Task requirements ▸
In the listing below, identify each line with the word "ffffff" and return those lines.

Dataset listings of figures

━━━━━━━━━━━━━━━━━━━━

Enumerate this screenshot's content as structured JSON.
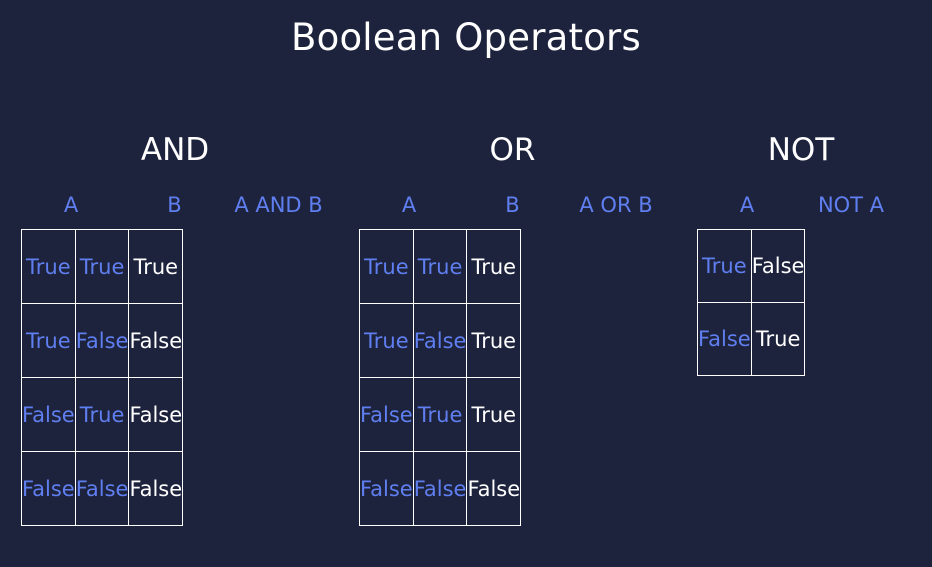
{
  "title": "Boolean Operators",
  "colors": {
    "background": "#1e233d",
    "input_text": "#5f7ff0",
    "output_text": "#ffffff",
    "grid_lines": "#ffffff"
  },
  "and": {
    "title": "AND",
    "headers": [
      "A",
      "B",
      "A AND B"
    ],
    "rows": [
      [
        "True",
        "True",
        "True"
      ],
      [
        "True",
        "False",
        "False"
      ],
      [
        "False",
        "True",
        "False"
      ],
      [
        "False",
        "False",
        "False"
      ]
    ]
  },
  "or": {
    "title": "OR",
    "headers": [
      "A",
      "B",
      "A OR B"
    ],
    "rows": [
      [
        "True",
        "True",
        "True"
      ],
      [
        "True",
        "False",
        "True"
      ],
      [
        "False",
        "True",
        "True"
      ],
      [
        "False",
        "False",
        "False"
      ]
    ]
  },
  "not": {
    "title": "NOT",
    "headers": [
      "A",
      "NOT A"
    ],
    "rows": [
      [
        "True",
        "False"
      ],
      [
        "False",
        "True"
      ]
    ]
  }
}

━━━━━━━━━━━━━━━━━━━━

Result for this task ▸
    "output_text": "#ffffff",
    "grid_lines": "#ffffff"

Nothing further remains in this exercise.